-- Start Record list --

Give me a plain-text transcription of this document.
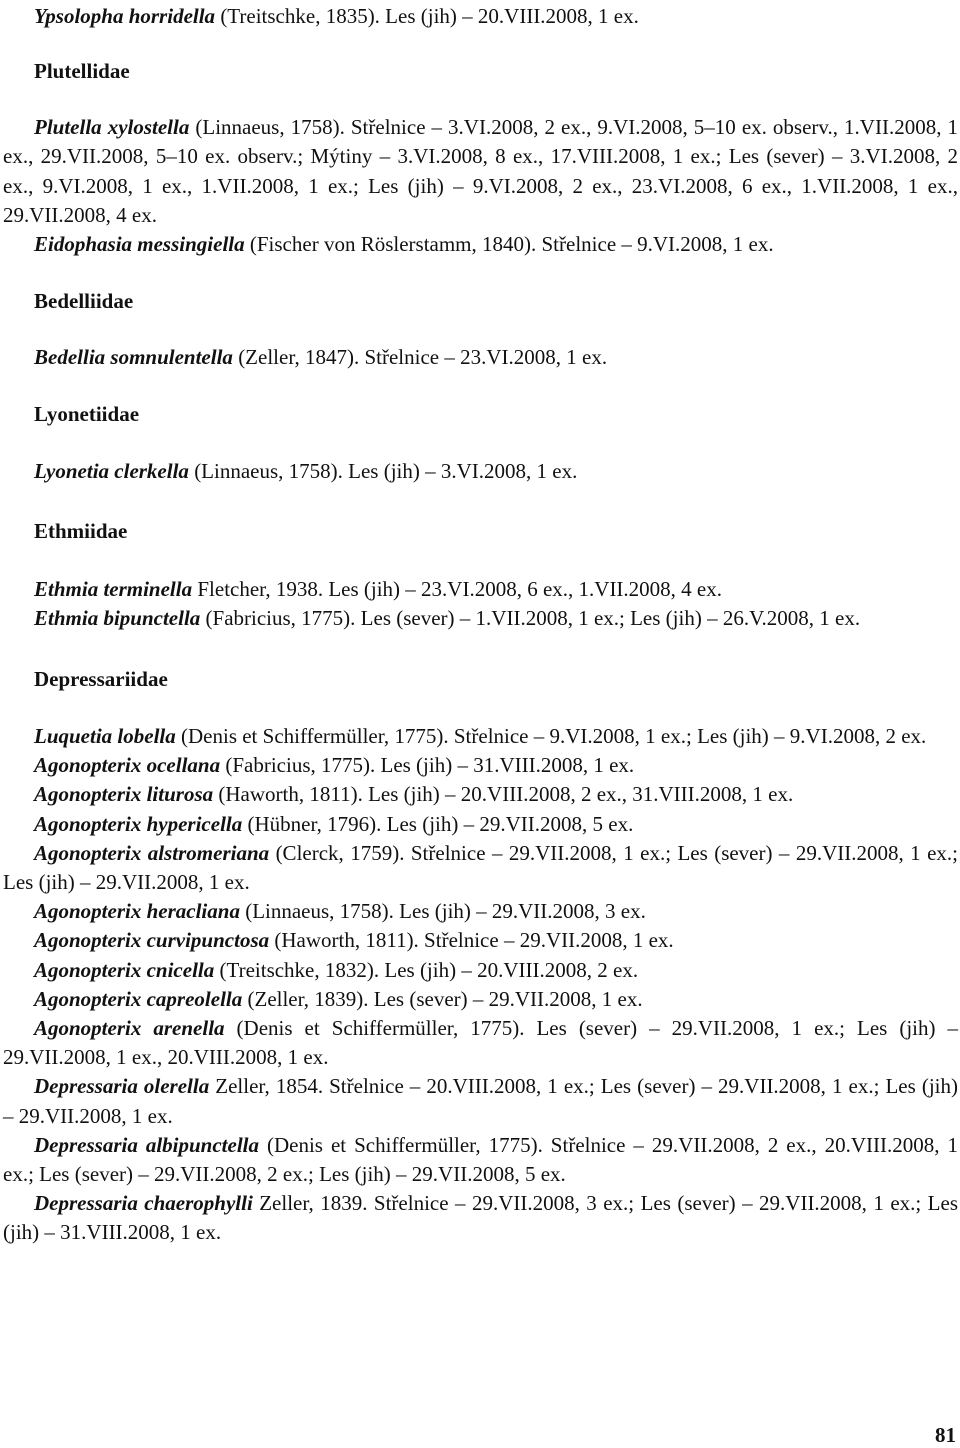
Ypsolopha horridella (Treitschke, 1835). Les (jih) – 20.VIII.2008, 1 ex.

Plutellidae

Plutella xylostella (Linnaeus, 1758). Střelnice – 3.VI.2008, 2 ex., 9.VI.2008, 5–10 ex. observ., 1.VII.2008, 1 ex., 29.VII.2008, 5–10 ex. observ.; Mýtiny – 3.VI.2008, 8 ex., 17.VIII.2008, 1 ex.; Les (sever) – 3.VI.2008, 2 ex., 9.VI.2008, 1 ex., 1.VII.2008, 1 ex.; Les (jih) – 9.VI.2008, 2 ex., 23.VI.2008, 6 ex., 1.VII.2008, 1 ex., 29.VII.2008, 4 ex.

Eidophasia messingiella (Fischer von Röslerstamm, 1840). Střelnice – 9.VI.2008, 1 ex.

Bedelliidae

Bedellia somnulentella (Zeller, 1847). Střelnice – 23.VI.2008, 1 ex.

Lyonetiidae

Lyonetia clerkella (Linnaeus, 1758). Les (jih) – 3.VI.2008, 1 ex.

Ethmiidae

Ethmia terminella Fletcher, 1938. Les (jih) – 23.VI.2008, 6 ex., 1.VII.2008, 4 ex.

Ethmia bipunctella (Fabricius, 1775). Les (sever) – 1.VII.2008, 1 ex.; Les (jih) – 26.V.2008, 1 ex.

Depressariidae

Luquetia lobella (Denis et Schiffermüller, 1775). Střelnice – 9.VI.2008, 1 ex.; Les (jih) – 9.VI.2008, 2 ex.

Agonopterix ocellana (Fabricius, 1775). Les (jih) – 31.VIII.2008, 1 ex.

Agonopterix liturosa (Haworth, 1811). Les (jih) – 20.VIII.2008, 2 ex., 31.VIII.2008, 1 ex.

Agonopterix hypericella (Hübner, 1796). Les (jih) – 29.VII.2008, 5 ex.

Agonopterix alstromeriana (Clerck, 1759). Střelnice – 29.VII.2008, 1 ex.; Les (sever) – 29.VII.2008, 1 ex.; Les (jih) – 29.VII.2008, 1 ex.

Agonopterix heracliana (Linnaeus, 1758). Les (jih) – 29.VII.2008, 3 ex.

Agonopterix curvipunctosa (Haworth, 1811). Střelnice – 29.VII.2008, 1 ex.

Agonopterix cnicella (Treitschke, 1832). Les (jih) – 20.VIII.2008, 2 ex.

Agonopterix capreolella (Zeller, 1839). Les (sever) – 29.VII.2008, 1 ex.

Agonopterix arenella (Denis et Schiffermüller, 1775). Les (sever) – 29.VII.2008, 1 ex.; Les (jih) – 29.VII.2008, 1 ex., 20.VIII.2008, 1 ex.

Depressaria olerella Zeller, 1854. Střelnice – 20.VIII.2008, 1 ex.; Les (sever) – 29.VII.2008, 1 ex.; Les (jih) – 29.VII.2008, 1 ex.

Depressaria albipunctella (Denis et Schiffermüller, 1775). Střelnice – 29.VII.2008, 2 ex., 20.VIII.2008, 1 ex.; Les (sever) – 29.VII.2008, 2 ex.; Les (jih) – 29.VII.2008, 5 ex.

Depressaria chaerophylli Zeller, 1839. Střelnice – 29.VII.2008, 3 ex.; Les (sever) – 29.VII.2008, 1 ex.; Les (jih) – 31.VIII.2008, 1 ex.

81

-- End Record list --
-- Start Record list --

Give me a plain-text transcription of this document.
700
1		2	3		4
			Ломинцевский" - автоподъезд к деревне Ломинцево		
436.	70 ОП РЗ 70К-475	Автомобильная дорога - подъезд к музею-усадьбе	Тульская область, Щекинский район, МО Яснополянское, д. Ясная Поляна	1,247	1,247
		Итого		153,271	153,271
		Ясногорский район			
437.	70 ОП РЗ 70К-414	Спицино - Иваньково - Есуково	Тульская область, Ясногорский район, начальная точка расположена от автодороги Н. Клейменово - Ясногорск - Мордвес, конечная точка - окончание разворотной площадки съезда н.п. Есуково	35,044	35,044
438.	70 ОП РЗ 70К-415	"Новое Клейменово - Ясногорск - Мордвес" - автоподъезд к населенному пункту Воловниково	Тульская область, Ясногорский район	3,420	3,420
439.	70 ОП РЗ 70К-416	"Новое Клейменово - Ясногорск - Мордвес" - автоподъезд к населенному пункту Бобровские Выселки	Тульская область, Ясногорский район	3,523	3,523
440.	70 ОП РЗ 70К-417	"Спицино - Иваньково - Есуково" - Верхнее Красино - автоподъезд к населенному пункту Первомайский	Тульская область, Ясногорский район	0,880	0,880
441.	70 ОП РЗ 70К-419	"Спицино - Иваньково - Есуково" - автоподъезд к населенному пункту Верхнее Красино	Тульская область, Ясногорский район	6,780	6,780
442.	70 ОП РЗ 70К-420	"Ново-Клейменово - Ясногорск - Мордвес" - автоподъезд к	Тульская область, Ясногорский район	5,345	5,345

-- End Record list --

→ What the exercise asks:
Provide the number of lines in the entries that include "Ясногорский", and no other text.

→ Output below:
7